▶ **Text block**:
^^^^^^^^^^^^^^^^
Wednesday, November 24, 2010

The More, The Merrier?

The wedge, it is my favorite salad on any menu. Because of the crisp iceberg lettuce? Because of the fresh juicy tomatoes? Or maybe it’s the bacon fat and rich creamy dressing. The National’s wedge salad is a delicious combination of flavors. The base is your typical iceberg lettuce, but then it is topped with crispy bacon, thin red onions, roasted bell peppers, and tomatoes. Then it is finished off with their famous Buttermilk Dressing. Yummy! The dressing exceeds every generic and mediocre ranch or blue cheese dressing out there, it is a combination of flavors that makes their wedge unique.

I began the dressing by combing sour cream and mayonnaise. Then, I thinned the thick mixture with buttermilk until it was nice and creamy, not too soupy, but dripped off the spoon. Then I added the seasonings: fresh dill and parsley. Chopped chive, some celery seed, smoked paprika, and then salt and pepper, of course. I mixed it all up and tasted it, then added a touch more salt and little bit more paprika, until it was perfect. I made some for the lunch service and then was asked to make some for catering, that’s when my day changed.

I happily made another batch of the dressing, as tasting this recipe is not painful at all! But then I was informed I would be working on a catering for 100 people the rest of the day! I have not worked on a catering for more than 30 people before. So, I took a look at the catering and got to work.

I started by making spiced nuts with the pastry chef. We coated local pecans in an egg whites, brown sugar, cayenne pepper, and a little bit of cinammon. Then we put them on a sheet tray in popped them in the oven for 8 minutes. They turned out sweet with a hint of spicy, delicious!

The rest of my day was spent working on one of the National’s famous appetizers, stuffed dates. The tedious part about this recipe is pitting the dates. And when we are talking 100 people, that means 180 dates. Plus, one of the chefs asked me to do an extra quart for their station. That took some time and wasn’t too interesting. The dates are sticky and make it complicated to work quickly. Once I had those finished, I worked on the stuffing, celery and Manchego cheese. Slicing that much cheese into perfect rectangles was exhausting. Luckily, I had help with the celery. They have hired a new chef who I tried to help out on his second day. He helped me cut the celery into small strips and then fill the dates with the cheese and strips. Once we had our assembly line down it took no time at all.
^^^^^^^^^^^^^^^^
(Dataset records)
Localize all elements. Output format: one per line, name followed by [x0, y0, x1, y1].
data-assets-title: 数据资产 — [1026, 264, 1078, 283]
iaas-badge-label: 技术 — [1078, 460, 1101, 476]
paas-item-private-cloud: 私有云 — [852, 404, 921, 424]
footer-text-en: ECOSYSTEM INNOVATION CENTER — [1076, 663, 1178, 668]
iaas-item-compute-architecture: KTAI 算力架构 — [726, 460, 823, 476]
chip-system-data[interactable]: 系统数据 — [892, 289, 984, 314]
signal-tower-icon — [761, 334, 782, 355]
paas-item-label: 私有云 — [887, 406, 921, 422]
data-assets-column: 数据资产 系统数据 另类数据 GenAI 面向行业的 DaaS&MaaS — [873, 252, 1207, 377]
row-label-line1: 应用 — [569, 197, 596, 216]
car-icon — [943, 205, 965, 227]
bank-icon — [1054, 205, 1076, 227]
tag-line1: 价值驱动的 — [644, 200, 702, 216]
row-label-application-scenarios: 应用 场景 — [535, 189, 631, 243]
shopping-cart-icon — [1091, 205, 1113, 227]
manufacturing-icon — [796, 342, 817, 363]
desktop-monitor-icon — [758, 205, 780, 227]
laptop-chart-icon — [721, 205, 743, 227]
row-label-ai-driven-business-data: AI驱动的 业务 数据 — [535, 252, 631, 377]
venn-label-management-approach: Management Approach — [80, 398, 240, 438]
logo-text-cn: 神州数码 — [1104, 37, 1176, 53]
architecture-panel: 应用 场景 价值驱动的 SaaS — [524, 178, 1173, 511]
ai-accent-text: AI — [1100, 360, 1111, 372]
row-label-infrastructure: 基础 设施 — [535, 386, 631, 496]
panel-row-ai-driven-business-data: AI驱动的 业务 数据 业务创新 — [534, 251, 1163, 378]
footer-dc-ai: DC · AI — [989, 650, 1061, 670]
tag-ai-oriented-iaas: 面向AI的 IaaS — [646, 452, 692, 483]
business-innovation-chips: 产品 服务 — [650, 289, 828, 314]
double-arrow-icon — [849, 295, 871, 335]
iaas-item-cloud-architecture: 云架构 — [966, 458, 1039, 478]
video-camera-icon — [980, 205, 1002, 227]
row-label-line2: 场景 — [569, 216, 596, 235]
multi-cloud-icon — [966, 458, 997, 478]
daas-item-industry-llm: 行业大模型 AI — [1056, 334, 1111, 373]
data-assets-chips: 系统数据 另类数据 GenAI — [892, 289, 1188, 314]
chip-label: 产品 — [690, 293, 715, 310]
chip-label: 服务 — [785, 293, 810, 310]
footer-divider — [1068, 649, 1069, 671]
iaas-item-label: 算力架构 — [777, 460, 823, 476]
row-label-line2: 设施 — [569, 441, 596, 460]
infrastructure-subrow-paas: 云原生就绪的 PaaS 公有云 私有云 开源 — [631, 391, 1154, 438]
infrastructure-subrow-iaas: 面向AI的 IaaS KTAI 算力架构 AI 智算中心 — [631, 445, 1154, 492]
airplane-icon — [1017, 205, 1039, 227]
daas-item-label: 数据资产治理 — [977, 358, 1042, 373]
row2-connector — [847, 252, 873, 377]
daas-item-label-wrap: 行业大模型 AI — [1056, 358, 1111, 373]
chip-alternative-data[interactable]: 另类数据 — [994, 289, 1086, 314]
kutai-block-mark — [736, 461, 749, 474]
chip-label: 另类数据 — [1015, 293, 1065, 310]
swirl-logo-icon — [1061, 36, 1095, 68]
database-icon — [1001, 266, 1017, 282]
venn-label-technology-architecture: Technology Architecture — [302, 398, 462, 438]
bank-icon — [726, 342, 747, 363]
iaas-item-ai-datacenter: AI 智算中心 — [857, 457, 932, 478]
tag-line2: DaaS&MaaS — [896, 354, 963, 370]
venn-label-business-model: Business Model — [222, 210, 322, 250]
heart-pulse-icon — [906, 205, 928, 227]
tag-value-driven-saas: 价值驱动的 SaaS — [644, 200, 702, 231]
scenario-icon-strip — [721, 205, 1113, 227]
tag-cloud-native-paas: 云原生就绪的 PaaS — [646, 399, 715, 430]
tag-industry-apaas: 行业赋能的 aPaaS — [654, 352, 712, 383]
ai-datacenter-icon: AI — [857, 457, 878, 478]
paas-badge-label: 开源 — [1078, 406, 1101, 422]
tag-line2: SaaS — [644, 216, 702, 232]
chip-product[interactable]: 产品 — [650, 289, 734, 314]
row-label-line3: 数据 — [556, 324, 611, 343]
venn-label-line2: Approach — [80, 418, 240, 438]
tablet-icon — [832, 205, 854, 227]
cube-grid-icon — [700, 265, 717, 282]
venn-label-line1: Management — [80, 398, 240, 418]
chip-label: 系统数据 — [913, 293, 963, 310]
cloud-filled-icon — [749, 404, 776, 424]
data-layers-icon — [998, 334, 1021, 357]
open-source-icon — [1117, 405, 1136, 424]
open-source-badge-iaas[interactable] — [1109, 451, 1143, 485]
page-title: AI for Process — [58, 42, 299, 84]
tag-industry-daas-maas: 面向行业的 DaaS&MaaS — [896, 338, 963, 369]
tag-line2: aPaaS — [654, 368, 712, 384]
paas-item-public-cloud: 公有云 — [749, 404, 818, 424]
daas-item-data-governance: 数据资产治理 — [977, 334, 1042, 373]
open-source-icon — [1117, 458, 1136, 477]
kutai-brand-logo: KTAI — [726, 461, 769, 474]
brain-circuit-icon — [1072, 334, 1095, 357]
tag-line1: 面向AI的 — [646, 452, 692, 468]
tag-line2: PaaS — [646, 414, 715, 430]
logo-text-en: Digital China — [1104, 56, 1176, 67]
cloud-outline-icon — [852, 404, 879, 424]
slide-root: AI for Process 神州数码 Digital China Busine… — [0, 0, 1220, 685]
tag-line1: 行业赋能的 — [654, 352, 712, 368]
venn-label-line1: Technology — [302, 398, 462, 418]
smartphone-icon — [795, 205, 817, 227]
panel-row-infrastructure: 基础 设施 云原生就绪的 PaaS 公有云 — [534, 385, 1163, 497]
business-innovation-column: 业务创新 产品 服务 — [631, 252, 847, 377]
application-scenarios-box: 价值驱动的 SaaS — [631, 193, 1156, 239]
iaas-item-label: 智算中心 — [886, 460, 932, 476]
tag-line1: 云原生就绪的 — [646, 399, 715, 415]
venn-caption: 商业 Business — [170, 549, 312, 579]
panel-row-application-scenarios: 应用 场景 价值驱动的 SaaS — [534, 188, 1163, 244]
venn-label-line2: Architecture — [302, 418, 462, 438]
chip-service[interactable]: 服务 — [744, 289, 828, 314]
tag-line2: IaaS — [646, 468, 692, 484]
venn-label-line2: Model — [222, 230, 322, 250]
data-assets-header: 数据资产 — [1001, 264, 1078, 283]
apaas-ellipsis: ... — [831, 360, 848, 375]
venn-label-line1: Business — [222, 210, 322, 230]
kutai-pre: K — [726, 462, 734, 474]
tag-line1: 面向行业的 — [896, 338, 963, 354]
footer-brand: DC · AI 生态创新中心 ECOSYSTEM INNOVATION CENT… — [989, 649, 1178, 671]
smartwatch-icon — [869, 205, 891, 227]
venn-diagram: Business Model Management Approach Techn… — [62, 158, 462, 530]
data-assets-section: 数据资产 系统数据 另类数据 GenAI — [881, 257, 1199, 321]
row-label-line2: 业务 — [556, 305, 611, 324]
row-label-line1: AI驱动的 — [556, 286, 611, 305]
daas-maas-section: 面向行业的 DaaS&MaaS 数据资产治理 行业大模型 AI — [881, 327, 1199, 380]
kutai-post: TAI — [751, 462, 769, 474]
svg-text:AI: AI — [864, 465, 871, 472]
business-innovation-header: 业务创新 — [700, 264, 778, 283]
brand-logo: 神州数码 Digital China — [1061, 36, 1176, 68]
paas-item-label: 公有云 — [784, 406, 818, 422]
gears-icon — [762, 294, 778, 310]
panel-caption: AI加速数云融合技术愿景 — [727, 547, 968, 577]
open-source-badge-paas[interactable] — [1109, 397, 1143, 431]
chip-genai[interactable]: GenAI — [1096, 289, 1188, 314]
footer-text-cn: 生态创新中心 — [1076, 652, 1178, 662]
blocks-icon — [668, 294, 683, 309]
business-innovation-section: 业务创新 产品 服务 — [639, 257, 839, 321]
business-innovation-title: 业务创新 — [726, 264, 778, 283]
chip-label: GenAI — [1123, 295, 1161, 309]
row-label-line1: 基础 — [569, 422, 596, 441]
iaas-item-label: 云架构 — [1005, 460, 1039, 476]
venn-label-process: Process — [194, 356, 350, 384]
^^^^^^^^^^^^^^^^
▶ **Exercise**: From the blog post about the wedge salad, list every seasoning the writer added to the buttermilk dressing.

▶ **Full answer**:
- Fresh dill
- Parsley
- Chopped chive
- Celery seed
- Smoked paprika
- Salt
- Pepper